> **Tarefas propostas**
[1] Redigite sem alterações um trecho do texto sobre a privatização da Petrobras. Comece nas palavras que contêm "É certa a reengenharia" e pare logo após "no pano verde.".
[2] Responda, com base no texto sobre a privatização da Petrobras:
(a) Em que ano ocorreu a reunificação das Alemanhas?
(b) Que cargo Paulo Guedes ocupa?
(c) Quais ativos a estatal já está vendendo?

É certa a reengenharia da estatal, que já está vendendo ativos de transporte, distribuição e refino
A Petrobras é grande demais para ser privatizada? Talvez sim. A complexidade de vender a maior empresa estatal brasileira para a iniciativa privada não tem paralelo na história contemporânea do capitalismo —pelo menos desde a reunificação das Alemanhas em 1990, quando o lado ocidental criou a Treuhandanstalt, megacorporação oficial cuja missão era privatizar todas as empresas do lado oriental comunista e se dissolver em seguida. Falar em privatizar a Petrobras, porém, já é um grande negócio. Paulo Guedes, ministro da Economia, sabe das duas coisas: da complexidade do desafio e das vantagens de colocar a Petrobras no pano verde.
Como vender, do dia para a noite, uma empresa que monopoliza diversas fases da produção de óleo e gás no País? Como evitar o surgimento de um novo monopolista privado? São apenas duas das grandes dívidas, e as mais tangíveis, que surgem ao se encarar a venda da petrolífera estatal.

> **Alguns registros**

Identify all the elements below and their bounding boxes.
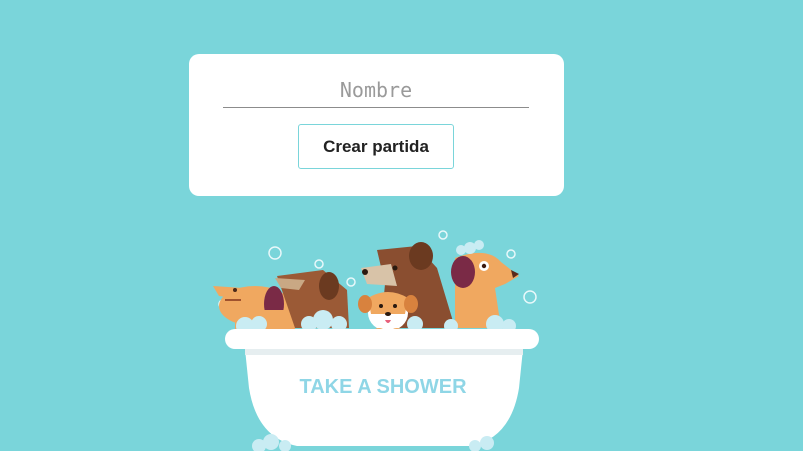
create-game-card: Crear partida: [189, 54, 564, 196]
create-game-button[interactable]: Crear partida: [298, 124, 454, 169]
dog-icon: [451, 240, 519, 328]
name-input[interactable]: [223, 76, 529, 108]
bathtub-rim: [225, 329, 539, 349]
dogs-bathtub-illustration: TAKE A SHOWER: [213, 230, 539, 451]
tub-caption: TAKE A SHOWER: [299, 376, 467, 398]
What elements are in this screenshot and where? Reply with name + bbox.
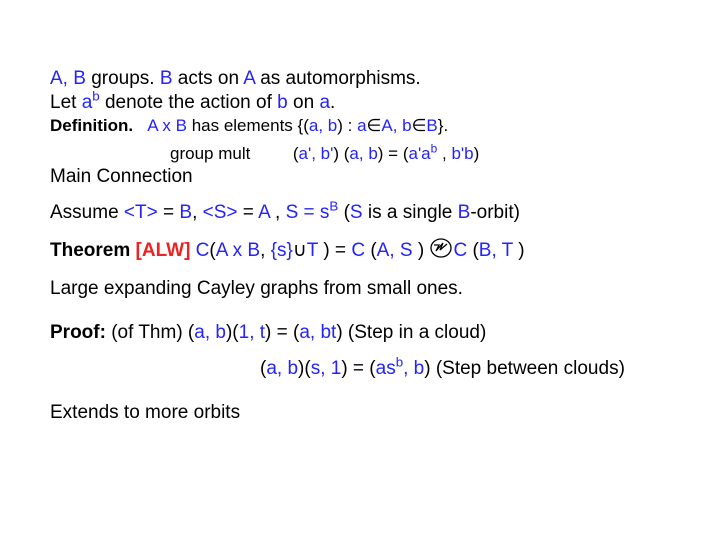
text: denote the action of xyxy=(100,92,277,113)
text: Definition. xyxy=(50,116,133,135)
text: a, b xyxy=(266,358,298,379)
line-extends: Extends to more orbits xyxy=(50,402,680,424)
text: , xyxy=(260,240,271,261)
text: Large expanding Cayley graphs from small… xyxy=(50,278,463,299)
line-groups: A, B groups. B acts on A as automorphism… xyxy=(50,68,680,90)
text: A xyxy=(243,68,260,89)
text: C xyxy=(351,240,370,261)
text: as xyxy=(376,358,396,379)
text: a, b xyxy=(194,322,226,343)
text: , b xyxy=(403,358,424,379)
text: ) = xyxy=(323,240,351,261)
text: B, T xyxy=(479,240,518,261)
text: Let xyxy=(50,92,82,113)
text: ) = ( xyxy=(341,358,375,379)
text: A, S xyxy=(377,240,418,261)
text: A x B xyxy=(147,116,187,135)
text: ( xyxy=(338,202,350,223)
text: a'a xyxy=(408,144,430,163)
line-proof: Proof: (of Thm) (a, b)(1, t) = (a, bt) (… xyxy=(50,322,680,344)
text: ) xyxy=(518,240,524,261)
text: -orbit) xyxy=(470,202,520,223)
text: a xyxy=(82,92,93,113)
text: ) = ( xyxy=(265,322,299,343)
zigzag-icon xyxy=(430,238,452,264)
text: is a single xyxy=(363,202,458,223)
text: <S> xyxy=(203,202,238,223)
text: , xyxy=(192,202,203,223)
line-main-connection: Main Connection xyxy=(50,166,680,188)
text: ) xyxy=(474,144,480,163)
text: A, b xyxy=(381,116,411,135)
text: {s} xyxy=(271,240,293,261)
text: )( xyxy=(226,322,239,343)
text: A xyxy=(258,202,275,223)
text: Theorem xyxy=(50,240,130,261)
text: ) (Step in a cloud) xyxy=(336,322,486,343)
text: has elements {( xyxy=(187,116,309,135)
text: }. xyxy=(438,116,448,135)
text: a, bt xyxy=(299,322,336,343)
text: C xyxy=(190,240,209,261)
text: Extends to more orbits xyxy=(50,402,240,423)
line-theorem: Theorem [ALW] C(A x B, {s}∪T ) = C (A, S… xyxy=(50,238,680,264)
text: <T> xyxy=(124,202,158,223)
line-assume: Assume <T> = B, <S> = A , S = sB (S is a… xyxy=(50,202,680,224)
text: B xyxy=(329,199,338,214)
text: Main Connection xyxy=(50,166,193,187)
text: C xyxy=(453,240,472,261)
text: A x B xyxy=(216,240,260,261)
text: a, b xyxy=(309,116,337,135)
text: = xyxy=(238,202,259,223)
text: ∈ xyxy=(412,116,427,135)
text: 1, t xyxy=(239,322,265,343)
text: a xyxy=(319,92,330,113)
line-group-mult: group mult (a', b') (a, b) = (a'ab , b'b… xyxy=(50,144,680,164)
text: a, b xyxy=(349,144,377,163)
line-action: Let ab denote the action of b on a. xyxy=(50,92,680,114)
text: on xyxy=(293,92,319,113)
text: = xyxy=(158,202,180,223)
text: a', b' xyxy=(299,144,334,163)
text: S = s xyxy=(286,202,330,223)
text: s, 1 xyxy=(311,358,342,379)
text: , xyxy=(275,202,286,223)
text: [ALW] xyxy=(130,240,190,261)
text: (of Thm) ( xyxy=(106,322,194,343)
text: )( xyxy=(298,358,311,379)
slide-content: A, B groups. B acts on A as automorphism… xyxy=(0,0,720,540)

> **Resultados esperados**
[1]
É certa a reengenharia da estatal, que já está vendendo ativos de transporte, distribuição e refino
A Petrobras é grande demais para ser privatizada? Talvez sim. A complexidade de vender a maior empresa estatal brasileira para a iniciativa privada não tem paralelo na história contemporânea do capitalismo —pelo menos desde a reunificação das Alemanhas em 1990, quando o lado ocidental criou a Treuhandanstalt, megacorporação oficial cuja missão era privatizar todas as empresas do lado oriental comunista e se dissolver em seguida. Falar em privatizar a Petrobras, porém, já é um grande negócio. Paulo Guedes, ministro da Economia, sabe das duas coisas: da complexidade do desafio e das vantagens de colocar a Petrobras no pano verde.

[2]
(a) Em 1990.
(b) Ministro da Economia.
(c) Ativos de transporte, distribuição e refino.